== Problem details ==
State how many lines of the records contain the string "example". Give the number alone.

== Data for processing ==
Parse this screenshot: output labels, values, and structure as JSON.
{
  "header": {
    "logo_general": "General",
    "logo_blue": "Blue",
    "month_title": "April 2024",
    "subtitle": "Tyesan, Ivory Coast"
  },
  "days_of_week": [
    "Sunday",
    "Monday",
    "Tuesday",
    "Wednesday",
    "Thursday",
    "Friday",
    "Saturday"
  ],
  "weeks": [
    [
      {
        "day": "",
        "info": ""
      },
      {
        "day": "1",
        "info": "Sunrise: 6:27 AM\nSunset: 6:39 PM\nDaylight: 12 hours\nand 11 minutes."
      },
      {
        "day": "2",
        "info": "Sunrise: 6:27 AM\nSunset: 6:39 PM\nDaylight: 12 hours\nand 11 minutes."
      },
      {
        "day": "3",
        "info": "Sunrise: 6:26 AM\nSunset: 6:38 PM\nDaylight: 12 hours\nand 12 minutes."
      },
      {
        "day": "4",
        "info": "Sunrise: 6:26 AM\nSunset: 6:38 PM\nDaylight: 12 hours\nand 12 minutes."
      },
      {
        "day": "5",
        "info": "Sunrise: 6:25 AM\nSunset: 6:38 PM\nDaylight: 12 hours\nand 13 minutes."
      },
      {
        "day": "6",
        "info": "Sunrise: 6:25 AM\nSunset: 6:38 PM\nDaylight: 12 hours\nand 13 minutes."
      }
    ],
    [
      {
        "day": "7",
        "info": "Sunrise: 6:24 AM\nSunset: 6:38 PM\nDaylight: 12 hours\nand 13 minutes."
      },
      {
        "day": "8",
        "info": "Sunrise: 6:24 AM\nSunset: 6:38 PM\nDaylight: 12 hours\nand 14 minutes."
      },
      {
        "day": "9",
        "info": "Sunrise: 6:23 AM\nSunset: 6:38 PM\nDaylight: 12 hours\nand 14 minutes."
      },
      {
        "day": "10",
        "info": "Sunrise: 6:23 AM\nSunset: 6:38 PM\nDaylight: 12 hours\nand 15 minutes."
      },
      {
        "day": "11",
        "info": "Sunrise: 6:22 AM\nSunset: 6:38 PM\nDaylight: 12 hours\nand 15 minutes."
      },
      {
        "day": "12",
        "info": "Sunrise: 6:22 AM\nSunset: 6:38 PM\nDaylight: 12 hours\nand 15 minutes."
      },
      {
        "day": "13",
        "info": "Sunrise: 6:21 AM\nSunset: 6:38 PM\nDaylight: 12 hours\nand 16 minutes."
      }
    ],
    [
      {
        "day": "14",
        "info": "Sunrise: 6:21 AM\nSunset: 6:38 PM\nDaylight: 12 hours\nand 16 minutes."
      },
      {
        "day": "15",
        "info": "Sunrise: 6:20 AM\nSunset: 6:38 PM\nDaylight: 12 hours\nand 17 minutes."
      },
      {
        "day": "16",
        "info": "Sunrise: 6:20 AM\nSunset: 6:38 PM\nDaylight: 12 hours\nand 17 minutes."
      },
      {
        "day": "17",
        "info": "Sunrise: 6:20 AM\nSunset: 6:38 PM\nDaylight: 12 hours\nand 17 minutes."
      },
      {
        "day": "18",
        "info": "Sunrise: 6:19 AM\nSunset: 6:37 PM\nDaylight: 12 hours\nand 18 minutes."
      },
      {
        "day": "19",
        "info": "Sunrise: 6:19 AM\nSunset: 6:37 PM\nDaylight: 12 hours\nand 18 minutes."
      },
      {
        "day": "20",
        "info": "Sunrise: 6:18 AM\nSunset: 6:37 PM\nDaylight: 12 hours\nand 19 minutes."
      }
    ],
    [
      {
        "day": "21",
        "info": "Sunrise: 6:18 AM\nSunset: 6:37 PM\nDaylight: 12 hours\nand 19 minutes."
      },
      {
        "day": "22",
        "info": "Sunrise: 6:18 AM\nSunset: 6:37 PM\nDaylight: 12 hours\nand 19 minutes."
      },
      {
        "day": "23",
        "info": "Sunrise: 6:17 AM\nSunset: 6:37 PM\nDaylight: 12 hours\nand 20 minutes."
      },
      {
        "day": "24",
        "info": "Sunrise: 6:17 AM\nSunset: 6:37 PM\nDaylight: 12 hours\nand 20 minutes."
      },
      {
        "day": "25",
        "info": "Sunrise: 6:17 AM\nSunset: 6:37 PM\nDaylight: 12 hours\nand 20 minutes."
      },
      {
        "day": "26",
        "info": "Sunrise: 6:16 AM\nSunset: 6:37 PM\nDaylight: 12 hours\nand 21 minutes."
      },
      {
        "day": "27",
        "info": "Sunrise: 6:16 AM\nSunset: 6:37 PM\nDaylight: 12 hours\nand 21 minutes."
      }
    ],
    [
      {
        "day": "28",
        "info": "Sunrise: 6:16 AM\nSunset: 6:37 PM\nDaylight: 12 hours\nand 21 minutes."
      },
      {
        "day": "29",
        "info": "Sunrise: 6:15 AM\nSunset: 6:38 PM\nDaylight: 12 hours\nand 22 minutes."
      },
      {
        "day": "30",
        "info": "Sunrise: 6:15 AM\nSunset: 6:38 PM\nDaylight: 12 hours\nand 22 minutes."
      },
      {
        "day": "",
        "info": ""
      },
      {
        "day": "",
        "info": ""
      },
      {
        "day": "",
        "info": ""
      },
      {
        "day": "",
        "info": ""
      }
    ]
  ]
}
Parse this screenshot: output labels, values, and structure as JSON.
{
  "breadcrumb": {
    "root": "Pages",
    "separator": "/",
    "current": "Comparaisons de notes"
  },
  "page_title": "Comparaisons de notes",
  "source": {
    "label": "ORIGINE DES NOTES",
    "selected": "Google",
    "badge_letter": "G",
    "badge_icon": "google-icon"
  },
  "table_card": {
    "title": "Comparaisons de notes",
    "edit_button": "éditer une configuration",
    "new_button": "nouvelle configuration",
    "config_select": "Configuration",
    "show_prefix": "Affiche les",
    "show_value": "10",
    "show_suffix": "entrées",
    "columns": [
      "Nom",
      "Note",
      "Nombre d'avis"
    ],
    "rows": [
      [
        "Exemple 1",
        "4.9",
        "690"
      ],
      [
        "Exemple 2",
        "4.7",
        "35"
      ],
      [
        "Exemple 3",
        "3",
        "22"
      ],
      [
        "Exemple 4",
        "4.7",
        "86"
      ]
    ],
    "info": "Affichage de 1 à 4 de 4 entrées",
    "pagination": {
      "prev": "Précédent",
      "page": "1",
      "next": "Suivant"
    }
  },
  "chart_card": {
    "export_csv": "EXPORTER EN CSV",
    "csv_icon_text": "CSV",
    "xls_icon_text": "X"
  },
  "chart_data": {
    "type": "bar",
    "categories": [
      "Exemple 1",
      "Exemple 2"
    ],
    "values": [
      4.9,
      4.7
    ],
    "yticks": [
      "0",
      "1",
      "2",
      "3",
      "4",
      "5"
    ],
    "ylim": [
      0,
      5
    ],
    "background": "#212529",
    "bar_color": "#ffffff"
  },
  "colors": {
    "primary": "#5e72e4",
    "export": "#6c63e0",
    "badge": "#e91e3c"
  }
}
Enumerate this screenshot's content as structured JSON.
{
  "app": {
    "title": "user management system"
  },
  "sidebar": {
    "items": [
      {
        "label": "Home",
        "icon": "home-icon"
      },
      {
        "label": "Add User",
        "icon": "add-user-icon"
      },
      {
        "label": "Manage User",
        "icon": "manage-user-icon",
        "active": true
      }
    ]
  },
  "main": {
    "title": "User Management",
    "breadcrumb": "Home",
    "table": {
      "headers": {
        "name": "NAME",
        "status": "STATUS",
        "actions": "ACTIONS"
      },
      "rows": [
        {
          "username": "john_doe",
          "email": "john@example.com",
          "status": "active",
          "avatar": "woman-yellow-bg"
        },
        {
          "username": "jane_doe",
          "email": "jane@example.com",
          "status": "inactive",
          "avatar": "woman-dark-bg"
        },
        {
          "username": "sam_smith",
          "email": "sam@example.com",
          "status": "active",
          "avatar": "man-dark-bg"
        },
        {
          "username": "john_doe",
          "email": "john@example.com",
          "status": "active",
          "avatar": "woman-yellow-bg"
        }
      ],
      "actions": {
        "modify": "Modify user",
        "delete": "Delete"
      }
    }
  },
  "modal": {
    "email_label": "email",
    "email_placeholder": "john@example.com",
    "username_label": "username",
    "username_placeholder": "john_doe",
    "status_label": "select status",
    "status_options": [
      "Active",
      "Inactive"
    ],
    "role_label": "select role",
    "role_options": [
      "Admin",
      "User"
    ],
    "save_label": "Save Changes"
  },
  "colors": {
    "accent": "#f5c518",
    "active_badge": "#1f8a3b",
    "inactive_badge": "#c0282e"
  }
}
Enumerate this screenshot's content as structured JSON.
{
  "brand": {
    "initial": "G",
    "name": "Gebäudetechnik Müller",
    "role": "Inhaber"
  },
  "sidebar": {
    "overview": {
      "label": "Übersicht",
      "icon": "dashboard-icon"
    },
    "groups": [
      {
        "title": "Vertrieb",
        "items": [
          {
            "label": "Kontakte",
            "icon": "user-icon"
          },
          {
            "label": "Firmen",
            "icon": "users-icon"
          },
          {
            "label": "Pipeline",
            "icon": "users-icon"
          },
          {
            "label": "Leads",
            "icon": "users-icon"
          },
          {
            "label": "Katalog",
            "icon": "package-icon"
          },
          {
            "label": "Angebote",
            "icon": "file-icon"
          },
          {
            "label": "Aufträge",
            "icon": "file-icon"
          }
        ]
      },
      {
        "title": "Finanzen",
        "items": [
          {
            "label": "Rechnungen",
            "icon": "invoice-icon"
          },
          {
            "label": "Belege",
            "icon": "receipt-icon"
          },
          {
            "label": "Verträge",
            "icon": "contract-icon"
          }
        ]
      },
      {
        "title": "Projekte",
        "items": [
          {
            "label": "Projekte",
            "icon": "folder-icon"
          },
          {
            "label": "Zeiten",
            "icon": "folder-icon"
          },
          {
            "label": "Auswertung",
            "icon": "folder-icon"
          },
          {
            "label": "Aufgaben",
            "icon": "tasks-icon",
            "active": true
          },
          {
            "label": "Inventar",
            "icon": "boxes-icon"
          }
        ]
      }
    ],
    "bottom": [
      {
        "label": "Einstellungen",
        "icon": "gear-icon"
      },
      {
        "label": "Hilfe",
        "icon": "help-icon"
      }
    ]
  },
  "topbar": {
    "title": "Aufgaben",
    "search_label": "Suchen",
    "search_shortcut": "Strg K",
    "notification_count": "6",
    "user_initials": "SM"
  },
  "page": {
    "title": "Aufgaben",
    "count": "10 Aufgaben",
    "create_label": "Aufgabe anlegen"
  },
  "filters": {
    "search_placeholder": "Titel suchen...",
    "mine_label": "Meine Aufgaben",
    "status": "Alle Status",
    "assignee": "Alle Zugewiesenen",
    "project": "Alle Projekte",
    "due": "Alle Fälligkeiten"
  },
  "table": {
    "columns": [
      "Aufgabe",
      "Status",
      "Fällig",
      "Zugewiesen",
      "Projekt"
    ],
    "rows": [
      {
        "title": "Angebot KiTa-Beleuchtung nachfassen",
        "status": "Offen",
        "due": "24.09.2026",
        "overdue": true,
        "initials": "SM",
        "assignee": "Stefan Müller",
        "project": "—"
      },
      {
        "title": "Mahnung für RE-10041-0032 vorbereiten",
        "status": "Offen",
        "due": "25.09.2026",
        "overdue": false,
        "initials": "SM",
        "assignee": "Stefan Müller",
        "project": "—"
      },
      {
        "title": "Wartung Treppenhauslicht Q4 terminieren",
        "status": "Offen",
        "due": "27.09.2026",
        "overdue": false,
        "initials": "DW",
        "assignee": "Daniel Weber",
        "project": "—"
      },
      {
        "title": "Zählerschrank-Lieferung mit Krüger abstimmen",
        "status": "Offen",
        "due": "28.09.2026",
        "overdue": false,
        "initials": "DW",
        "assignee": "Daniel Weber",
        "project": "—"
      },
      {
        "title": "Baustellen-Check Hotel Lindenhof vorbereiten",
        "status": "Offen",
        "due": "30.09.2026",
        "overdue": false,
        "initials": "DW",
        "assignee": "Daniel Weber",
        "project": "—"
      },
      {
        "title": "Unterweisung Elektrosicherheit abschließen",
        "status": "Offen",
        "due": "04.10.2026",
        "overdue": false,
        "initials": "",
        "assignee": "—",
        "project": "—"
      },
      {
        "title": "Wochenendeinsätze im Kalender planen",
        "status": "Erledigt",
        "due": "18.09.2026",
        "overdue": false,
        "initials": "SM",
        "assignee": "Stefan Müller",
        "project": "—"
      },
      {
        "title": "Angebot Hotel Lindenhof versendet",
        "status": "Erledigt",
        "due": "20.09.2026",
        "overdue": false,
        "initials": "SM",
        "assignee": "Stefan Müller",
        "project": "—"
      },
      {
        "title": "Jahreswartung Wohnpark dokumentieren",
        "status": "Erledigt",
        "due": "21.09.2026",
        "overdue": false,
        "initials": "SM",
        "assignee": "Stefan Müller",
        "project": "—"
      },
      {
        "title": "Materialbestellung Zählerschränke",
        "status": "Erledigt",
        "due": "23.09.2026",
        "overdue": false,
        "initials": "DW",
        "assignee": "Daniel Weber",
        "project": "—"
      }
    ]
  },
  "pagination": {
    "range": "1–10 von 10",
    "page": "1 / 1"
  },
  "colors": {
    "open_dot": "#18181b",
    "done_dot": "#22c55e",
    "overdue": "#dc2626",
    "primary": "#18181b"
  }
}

== Reply ==
5